▸ YOUR TASK
Report every line from the material that contains the word "because".

======== DATA TO PROCESS

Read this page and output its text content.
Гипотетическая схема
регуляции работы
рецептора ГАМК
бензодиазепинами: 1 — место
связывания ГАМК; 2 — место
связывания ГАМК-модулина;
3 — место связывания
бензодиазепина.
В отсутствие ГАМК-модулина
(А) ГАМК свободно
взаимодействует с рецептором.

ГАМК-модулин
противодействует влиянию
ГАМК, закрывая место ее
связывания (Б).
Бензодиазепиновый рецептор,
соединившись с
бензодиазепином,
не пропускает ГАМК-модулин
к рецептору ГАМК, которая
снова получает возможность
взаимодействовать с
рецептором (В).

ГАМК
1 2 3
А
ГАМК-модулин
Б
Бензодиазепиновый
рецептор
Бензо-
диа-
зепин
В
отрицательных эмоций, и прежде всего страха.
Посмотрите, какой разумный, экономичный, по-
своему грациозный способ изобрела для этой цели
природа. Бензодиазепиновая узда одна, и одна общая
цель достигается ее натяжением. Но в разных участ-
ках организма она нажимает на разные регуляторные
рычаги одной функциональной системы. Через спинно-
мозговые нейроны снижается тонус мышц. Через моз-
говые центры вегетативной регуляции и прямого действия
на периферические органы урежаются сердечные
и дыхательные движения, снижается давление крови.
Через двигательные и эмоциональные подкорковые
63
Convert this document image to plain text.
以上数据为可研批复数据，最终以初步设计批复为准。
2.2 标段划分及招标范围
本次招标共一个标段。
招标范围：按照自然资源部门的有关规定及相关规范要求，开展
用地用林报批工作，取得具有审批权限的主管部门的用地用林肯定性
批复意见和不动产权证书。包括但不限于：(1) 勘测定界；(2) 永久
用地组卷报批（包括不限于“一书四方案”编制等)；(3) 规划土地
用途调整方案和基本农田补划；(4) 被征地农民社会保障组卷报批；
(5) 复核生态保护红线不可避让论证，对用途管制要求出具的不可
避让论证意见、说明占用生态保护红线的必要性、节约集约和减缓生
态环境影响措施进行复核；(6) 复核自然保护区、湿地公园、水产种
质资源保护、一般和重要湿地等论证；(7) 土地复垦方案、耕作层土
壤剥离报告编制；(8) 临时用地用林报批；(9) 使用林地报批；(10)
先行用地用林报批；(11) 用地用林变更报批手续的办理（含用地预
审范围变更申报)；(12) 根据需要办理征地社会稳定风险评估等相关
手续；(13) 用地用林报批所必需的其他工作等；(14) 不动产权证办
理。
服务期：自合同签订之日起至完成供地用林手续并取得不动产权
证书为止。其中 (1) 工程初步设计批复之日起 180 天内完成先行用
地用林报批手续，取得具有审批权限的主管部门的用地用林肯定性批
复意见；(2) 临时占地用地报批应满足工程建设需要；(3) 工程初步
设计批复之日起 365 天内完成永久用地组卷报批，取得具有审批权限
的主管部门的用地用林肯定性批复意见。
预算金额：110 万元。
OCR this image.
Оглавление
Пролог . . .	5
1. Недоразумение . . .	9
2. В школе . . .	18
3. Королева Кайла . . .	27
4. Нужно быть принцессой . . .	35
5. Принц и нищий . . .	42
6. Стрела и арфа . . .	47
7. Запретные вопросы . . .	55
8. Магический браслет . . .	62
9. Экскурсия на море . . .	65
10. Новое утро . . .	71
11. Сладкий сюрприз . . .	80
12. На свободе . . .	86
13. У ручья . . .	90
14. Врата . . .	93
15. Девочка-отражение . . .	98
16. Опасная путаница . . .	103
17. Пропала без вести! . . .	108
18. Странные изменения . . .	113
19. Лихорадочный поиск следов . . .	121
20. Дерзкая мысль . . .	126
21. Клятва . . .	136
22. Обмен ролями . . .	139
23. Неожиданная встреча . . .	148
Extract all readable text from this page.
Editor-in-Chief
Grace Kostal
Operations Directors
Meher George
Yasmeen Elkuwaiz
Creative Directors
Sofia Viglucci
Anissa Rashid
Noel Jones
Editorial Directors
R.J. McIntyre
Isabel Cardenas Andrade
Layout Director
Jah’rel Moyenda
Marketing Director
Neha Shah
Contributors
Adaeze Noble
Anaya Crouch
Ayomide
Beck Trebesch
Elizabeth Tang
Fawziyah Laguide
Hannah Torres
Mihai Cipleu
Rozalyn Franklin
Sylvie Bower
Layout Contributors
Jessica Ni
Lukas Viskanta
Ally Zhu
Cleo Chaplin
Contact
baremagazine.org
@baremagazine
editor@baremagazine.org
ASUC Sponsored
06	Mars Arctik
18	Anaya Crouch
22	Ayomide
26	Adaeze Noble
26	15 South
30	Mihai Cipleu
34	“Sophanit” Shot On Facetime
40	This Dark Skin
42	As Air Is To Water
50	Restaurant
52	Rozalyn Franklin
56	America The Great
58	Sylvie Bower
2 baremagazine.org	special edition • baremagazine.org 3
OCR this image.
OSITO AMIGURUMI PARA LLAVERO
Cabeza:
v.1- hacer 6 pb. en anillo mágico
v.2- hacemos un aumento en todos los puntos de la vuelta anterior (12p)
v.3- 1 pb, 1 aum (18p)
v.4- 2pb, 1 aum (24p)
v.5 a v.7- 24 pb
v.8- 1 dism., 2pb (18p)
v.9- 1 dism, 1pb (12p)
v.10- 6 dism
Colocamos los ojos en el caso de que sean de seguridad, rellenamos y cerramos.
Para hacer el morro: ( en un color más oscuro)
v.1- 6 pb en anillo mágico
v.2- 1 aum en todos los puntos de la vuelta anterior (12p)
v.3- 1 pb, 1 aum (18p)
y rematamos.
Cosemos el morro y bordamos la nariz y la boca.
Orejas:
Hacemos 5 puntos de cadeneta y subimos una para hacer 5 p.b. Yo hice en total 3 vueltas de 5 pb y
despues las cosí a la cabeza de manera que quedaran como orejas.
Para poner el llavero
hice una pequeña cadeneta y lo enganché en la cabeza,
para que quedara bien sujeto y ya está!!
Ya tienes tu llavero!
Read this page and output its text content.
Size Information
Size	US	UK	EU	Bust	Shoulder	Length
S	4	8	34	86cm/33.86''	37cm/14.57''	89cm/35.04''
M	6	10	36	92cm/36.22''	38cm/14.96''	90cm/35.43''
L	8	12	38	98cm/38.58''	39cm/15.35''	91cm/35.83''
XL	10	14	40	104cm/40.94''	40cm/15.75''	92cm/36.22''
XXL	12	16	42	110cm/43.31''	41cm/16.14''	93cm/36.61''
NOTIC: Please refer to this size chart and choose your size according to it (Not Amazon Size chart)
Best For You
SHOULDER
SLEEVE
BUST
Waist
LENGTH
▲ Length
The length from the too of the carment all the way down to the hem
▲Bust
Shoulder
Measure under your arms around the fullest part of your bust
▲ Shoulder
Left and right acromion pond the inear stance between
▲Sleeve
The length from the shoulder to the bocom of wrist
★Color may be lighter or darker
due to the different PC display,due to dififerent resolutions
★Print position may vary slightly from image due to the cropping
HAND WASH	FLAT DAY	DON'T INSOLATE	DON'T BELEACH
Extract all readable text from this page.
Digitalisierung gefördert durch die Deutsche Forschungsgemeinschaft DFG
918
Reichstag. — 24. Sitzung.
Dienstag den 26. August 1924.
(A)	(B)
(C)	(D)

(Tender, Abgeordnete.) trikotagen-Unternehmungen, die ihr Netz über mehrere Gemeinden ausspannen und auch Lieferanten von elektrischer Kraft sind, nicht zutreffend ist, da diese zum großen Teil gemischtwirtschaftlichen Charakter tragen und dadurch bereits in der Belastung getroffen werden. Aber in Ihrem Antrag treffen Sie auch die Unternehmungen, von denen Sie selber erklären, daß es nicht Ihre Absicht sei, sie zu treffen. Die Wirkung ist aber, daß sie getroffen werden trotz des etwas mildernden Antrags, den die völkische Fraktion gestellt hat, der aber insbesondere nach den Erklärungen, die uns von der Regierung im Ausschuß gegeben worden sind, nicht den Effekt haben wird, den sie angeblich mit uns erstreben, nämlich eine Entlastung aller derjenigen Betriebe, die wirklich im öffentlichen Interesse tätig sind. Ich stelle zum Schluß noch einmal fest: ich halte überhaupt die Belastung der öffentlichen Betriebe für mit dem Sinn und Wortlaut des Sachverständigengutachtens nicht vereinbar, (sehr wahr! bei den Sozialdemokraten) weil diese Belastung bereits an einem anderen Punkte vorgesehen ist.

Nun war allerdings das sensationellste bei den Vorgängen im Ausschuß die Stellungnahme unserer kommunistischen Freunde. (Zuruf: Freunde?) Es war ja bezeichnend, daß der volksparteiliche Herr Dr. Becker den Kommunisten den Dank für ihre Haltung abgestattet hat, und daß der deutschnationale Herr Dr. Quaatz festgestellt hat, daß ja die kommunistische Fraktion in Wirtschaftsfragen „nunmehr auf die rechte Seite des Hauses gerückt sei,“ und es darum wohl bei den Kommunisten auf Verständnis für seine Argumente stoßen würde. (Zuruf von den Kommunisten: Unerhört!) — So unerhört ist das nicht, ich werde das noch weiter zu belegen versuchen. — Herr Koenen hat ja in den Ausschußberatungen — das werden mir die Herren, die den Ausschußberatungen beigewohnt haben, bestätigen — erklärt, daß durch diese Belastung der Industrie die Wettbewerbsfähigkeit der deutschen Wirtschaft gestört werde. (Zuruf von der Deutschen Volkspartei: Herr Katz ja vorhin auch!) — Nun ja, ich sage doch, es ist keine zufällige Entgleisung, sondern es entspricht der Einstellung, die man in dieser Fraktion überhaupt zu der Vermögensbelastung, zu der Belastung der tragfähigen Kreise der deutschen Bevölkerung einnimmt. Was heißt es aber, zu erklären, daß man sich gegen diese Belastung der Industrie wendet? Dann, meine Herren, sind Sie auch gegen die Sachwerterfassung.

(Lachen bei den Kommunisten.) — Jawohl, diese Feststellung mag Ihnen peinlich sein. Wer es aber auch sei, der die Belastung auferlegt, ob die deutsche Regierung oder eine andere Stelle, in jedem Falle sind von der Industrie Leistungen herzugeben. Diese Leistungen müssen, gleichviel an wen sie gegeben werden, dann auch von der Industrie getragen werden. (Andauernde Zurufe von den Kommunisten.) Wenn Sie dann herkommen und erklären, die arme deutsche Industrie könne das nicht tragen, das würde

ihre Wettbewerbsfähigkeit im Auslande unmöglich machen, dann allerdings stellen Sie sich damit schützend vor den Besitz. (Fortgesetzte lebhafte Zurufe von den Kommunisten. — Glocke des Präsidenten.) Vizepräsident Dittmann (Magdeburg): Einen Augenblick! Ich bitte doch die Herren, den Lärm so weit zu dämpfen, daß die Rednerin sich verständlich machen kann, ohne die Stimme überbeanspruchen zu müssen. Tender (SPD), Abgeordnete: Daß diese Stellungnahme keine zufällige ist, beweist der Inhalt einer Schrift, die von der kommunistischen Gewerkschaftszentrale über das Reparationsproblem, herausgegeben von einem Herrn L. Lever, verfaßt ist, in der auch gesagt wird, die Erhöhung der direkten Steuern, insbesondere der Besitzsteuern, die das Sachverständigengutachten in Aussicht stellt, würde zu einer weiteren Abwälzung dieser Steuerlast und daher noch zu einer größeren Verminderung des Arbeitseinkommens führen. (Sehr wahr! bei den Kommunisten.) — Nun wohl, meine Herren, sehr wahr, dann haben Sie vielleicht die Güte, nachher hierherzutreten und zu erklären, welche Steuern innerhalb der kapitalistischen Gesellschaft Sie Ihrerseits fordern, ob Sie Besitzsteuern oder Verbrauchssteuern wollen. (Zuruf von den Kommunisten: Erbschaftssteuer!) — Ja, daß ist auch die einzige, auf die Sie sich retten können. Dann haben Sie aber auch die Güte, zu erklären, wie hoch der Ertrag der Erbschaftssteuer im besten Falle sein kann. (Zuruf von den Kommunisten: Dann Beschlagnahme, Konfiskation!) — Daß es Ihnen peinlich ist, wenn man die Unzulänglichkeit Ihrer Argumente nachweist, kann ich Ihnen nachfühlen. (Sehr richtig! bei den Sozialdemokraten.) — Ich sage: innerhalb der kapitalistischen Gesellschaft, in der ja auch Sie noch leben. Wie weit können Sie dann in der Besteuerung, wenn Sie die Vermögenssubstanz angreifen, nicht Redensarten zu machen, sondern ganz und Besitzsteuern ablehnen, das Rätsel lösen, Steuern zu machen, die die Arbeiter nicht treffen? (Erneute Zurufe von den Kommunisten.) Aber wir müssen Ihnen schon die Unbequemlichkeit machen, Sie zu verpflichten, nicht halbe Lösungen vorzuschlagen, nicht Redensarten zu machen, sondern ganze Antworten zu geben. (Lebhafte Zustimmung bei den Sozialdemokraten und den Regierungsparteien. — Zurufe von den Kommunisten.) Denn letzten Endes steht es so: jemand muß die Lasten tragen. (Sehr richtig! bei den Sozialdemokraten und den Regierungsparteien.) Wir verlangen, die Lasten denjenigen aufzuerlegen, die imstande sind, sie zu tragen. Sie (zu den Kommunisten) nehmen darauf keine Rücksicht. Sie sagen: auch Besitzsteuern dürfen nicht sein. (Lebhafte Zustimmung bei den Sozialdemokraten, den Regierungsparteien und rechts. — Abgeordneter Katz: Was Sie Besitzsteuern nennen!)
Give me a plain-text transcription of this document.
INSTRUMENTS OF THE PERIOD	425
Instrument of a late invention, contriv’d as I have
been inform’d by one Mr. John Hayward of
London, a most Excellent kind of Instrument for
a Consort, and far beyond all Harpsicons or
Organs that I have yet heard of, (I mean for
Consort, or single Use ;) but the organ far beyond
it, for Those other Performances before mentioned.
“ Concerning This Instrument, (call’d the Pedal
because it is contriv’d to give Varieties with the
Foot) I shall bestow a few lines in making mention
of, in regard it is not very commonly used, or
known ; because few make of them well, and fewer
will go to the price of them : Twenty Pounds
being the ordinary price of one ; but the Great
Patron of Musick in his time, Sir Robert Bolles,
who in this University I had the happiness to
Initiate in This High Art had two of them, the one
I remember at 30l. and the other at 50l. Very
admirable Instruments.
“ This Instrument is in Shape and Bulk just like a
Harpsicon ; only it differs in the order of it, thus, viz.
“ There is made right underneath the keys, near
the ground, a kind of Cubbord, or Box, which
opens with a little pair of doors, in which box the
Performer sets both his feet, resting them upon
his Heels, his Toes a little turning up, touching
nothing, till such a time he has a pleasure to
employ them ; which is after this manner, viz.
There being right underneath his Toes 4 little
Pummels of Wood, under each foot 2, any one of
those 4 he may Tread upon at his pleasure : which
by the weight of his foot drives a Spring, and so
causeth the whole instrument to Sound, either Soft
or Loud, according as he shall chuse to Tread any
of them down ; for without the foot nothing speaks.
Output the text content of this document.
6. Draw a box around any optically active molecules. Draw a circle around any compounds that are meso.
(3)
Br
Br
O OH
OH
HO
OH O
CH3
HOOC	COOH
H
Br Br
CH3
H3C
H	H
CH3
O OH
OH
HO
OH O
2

================

▸ EXERCISE RESPONSE
because it is contriv’d to give Varieties with the
known ; because few make of them well, and fewer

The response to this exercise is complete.